Collect each line holding the string "giữa".
--- Begin EXERCISE INPUT ---
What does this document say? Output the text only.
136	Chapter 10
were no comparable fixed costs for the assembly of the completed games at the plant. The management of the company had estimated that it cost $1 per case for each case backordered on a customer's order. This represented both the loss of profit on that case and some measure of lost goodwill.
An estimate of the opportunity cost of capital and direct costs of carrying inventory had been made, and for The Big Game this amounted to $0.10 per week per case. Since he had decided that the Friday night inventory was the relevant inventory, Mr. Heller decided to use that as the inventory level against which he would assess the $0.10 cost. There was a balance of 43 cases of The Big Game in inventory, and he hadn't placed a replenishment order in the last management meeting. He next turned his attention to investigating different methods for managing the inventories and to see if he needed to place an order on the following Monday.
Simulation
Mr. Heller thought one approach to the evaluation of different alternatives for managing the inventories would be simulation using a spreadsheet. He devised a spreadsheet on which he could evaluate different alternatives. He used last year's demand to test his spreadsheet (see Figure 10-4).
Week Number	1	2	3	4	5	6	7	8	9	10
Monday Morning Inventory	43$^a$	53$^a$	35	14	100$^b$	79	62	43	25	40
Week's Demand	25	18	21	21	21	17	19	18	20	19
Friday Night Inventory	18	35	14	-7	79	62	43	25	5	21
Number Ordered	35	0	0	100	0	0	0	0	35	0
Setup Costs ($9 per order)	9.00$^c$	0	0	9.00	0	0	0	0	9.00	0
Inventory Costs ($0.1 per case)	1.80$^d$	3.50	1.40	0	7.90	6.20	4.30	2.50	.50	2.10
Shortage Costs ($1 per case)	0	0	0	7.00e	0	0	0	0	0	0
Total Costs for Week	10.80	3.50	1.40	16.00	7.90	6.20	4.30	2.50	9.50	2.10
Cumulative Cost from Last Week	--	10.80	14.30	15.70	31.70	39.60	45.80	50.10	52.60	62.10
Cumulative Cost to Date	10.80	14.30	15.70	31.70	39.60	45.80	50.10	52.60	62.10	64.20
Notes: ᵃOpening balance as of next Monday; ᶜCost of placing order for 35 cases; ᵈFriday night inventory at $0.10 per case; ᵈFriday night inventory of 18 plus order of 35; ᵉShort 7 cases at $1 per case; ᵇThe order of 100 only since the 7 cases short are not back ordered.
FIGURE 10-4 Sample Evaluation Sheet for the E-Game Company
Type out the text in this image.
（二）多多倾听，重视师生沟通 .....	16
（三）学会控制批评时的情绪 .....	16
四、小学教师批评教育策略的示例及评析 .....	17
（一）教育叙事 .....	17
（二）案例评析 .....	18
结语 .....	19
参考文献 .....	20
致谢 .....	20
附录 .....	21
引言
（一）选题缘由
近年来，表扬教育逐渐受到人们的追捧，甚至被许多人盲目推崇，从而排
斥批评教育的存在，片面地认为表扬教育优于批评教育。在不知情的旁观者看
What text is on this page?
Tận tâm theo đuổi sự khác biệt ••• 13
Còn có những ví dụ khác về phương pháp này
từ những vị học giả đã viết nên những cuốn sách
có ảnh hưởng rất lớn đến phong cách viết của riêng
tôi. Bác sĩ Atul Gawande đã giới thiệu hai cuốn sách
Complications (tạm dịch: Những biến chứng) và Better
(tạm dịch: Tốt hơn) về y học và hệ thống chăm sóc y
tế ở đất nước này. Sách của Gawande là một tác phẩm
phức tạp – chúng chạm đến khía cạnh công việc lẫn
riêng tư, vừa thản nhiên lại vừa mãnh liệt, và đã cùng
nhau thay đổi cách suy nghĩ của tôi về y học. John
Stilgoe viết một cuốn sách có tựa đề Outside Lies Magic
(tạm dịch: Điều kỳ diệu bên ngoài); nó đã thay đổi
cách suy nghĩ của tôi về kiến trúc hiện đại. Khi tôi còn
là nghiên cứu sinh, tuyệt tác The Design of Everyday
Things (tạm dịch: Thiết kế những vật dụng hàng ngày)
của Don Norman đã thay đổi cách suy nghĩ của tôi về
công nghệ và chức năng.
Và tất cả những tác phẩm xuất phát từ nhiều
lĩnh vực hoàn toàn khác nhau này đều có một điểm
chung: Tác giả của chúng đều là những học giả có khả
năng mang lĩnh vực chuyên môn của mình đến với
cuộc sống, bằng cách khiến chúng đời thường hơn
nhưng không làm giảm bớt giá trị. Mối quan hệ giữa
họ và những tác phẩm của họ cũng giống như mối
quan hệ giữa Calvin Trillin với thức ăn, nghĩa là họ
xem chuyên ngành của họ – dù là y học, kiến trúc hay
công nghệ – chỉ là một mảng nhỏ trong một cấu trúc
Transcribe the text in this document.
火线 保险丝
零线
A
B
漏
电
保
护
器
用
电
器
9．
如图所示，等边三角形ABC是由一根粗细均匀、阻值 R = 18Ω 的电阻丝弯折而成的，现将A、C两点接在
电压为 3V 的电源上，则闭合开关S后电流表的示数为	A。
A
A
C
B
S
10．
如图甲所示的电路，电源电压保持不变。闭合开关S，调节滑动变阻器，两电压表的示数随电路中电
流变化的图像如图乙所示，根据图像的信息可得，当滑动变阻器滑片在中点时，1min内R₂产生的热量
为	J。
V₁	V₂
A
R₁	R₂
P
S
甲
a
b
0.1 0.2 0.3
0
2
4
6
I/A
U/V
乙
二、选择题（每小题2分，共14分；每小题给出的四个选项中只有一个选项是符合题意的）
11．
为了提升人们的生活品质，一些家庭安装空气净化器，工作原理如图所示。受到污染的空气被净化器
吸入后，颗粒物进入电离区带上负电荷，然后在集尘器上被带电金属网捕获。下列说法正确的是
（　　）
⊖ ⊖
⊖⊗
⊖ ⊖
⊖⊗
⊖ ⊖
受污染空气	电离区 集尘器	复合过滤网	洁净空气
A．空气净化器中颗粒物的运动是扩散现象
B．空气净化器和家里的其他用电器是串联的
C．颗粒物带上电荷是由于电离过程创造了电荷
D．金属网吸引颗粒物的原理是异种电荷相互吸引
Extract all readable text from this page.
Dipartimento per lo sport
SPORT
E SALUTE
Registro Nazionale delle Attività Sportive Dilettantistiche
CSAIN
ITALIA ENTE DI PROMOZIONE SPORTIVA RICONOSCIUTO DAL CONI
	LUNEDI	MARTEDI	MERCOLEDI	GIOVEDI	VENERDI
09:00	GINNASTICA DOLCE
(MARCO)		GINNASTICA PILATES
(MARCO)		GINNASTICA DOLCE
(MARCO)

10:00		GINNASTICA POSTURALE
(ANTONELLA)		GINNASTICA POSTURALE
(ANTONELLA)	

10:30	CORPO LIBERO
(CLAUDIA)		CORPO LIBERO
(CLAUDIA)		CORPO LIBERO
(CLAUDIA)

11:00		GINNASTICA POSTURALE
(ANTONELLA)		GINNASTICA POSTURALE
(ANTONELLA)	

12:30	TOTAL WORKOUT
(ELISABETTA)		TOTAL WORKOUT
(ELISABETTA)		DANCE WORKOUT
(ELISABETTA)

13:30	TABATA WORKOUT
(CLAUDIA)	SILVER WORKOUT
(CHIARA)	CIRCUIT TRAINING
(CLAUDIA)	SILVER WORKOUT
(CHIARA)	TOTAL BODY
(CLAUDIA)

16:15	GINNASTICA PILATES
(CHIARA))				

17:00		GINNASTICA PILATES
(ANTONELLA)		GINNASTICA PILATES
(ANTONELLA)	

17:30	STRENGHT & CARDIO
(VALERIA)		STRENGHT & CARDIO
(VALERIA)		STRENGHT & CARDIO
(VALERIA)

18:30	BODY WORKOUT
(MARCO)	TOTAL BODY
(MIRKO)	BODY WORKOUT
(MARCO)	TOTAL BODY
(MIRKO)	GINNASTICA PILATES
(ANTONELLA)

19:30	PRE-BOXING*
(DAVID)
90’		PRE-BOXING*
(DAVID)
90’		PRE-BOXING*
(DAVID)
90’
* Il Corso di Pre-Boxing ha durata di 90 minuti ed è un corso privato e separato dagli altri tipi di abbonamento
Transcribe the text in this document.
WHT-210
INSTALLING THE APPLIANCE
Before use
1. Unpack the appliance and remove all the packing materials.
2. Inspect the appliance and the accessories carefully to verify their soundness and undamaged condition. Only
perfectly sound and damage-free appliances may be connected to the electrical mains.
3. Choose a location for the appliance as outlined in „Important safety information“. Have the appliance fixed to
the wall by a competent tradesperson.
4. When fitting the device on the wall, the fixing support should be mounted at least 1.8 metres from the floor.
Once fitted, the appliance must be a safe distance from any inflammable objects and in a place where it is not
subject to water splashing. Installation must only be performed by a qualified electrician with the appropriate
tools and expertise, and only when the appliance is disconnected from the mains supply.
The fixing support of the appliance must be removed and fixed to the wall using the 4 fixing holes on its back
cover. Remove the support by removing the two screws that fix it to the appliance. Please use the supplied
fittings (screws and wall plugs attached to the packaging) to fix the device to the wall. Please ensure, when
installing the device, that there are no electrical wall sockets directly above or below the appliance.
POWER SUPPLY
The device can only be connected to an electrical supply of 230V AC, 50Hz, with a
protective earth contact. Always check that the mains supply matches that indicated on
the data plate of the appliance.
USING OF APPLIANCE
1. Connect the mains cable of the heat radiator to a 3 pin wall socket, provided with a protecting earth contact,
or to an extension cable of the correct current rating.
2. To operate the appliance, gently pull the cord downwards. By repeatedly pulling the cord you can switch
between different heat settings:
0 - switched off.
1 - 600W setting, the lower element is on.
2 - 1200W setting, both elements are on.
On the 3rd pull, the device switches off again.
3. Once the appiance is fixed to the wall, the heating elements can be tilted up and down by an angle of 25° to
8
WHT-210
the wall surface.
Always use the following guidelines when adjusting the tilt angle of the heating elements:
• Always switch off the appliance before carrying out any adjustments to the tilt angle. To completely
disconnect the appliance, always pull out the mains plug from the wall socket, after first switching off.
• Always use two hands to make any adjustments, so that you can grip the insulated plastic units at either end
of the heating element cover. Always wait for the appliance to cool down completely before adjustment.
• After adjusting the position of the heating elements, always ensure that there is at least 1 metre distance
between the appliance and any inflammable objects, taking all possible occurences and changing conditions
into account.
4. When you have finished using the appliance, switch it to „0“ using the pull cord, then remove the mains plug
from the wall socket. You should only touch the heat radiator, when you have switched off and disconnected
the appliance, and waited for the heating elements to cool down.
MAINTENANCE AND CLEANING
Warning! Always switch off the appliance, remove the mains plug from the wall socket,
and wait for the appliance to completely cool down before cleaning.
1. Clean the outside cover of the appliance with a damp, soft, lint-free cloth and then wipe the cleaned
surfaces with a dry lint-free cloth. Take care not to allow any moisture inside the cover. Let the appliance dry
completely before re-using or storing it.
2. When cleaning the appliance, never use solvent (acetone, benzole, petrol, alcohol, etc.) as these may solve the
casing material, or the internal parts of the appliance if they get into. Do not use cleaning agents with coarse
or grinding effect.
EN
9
--- End EXERCISE INPUT ---
**RESPONSE TO THIS TASK:**
nhưng không làm giảm bớt giá trị. Mối quan hệ giữa
quan hệ giữa Calvin Trillin với thức ăn, nghĩa là họ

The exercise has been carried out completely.